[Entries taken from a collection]
/---

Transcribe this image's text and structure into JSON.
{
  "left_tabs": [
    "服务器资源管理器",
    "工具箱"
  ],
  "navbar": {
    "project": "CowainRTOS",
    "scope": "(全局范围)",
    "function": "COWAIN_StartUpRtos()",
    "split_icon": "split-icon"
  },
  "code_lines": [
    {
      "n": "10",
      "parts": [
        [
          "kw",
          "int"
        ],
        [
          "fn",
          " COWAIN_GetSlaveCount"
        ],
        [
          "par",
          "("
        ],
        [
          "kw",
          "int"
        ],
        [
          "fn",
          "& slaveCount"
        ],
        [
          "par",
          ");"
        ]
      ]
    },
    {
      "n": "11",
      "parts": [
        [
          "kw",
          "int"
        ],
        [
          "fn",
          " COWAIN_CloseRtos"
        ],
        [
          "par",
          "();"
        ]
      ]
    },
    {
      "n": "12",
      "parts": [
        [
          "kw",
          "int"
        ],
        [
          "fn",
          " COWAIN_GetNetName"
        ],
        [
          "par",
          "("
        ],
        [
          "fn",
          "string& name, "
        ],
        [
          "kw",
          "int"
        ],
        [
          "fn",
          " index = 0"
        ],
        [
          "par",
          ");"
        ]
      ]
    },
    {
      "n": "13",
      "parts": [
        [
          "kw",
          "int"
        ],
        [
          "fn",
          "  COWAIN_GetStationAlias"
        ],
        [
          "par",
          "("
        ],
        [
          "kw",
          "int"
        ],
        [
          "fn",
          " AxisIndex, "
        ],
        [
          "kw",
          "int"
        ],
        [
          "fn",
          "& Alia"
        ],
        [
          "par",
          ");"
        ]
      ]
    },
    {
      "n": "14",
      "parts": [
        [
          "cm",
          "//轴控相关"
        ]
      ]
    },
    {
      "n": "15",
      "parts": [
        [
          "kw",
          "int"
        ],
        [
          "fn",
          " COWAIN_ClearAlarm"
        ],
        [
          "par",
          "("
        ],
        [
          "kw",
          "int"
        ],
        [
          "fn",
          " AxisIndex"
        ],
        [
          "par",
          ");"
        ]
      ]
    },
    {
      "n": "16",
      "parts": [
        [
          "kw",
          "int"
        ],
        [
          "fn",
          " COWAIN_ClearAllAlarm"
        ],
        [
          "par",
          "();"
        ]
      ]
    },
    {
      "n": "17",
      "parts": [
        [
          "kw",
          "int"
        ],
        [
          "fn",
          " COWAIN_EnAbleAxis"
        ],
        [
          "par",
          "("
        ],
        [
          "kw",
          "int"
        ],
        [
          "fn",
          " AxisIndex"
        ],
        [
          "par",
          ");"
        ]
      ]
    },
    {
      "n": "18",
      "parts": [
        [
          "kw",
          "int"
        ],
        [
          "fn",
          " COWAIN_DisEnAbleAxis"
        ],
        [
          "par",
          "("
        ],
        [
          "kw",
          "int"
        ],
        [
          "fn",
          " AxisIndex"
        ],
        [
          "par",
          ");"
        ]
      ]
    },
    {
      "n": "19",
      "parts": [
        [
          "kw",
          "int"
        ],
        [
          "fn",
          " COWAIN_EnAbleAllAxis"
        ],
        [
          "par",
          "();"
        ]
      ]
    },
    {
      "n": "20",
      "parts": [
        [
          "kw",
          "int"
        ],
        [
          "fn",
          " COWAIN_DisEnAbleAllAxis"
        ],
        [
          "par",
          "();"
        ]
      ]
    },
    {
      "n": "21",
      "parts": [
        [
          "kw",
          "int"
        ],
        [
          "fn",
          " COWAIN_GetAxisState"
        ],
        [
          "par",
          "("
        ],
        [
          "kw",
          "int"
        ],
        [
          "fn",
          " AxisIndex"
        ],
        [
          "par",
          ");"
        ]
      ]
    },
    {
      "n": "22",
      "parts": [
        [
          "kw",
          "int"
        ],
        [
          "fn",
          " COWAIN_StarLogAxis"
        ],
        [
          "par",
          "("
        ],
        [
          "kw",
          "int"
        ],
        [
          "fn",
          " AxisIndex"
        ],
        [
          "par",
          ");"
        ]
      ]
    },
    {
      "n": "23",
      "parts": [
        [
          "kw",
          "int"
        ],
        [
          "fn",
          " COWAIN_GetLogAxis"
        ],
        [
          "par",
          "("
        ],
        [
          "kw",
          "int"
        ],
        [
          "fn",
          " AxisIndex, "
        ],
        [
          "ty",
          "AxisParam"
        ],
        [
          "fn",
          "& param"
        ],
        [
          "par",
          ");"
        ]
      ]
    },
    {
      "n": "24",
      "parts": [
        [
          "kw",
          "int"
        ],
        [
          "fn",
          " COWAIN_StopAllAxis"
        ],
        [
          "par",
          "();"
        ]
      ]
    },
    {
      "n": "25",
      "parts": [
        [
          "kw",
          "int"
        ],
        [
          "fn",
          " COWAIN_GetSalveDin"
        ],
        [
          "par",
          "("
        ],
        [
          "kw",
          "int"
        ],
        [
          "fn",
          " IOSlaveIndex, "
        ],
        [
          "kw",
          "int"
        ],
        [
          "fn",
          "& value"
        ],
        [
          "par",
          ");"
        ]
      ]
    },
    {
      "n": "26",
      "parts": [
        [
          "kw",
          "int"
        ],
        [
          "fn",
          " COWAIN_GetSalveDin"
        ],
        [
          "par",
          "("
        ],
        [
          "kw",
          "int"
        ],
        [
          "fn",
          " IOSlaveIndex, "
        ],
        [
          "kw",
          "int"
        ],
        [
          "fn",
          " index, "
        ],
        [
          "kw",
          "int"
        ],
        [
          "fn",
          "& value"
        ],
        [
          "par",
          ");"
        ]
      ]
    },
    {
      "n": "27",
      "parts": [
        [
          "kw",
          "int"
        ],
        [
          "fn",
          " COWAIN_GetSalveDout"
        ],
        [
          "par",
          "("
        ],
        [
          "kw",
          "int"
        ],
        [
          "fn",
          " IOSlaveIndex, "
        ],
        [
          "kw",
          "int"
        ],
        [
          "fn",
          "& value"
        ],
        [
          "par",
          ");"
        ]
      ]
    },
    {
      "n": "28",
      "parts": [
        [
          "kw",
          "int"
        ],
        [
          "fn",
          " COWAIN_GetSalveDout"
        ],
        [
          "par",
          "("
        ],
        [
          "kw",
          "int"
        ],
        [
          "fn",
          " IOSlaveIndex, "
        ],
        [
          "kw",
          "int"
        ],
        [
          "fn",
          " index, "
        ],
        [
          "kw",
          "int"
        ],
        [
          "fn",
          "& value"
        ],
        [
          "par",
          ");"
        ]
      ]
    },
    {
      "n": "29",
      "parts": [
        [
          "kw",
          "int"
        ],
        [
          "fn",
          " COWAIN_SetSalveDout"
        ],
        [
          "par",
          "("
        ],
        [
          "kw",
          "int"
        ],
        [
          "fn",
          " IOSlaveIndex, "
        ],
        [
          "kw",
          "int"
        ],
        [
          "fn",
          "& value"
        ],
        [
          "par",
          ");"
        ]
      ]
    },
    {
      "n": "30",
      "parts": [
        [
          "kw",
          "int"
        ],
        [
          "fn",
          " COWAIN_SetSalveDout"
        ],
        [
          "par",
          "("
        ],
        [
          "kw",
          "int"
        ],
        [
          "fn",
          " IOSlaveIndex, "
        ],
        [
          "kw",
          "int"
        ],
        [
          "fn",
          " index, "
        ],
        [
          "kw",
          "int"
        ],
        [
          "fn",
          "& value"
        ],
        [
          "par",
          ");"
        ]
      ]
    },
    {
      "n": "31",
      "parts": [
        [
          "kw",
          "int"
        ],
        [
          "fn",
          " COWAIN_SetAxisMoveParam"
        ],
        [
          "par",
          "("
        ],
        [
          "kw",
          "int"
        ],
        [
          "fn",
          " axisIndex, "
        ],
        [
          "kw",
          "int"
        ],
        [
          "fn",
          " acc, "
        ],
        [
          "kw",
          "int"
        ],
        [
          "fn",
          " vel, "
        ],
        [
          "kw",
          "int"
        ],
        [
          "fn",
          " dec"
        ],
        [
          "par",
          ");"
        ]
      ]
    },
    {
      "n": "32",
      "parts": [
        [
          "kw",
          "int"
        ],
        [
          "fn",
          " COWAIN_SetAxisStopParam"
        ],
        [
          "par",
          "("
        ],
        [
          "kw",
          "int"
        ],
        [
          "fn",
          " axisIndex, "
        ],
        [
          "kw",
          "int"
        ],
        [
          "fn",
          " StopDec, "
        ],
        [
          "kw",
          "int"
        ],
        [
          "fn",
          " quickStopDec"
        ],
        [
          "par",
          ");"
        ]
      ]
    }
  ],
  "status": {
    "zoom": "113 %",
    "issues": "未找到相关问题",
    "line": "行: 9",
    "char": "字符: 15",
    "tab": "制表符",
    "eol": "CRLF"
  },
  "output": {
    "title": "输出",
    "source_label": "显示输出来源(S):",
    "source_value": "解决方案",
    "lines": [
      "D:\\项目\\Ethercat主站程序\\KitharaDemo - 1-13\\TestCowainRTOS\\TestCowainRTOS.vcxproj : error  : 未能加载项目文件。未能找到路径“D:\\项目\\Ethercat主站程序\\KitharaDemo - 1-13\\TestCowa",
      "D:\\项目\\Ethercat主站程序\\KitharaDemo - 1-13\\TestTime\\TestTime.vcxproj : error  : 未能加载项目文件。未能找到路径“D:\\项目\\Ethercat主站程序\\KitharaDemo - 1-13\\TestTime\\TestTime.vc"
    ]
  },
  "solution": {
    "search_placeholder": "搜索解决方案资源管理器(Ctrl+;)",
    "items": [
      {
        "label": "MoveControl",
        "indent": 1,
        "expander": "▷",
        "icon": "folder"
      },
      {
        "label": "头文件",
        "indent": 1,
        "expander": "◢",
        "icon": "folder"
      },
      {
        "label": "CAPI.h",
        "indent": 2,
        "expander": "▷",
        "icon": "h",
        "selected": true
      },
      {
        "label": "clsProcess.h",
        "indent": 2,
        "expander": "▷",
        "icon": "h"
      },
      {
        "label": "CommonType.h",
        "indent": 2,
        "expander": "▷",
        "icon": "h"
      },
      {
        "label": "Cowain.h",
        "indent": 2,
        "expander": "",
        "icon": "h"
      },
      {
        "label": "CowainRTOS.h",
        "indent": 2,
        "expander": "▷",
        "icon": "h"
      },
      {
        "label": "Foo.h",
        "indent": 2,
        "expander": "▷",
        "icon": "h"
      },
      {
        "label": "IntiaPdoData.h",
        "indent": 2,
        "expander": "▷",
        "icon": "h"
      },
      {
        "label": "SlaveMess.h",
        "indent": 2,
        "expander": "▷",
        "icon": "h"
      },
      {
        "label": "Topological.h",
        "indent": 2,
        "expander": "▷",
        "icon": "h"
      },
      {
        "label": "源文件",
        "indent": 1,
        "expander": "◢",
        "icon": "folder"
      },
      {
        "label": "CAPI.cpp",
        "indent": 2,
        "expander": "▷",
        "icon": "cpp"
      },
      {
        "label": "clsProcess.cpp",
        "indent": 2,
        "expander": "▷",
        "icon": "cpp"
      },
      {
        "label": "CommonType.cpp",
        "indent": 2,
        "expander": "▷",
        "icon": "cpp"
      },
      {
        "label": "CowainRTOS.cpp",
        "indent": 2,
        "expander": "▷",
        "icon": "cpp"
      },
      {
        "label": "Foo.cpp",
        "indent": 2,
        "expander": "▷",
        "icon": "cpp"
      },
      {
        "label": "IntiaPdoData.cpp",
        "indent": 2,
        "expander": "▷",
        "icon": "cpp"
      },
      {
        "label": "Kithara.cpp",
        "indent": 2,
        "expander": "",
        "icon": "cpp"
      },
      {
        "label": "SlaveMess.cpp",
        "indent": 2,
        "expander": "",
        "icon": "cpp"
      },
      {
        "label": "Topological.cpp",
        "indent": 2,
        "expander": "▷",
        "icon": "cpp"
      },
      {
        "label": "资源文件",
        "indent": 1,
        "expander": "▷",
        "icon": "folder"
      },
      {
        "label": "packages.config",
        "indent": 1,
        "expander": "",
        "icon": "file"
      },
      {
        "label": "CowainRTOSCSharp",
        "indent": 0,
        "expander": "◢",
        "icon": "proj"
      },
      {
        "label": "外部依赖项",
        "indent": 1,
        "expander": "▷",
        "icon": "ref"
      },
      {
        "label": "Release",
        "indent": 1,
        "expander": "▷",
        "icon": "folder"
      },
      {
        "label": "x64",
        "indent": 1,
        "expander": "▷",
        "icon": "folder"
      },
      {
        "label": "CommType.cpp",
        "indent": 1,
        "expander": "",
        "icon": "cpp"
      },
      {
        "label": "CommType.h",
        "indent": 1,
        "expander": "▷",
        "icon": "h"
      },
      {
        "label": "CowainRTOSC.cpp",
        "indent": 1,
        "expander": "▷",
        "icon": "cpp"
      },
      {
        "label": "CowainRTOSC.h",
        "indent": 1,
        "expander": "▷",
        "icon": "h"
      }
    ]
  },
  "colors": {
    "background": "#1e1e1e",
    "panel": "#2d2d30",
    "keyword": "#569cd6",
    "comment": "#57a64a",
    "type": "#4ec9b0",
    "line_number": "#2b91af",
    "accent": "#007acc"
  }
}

\---

Search the listing for the string "CommonType". Copy each line where it turns up.

        "label": "CommonType.h",
        "label": "CommonType.cpp",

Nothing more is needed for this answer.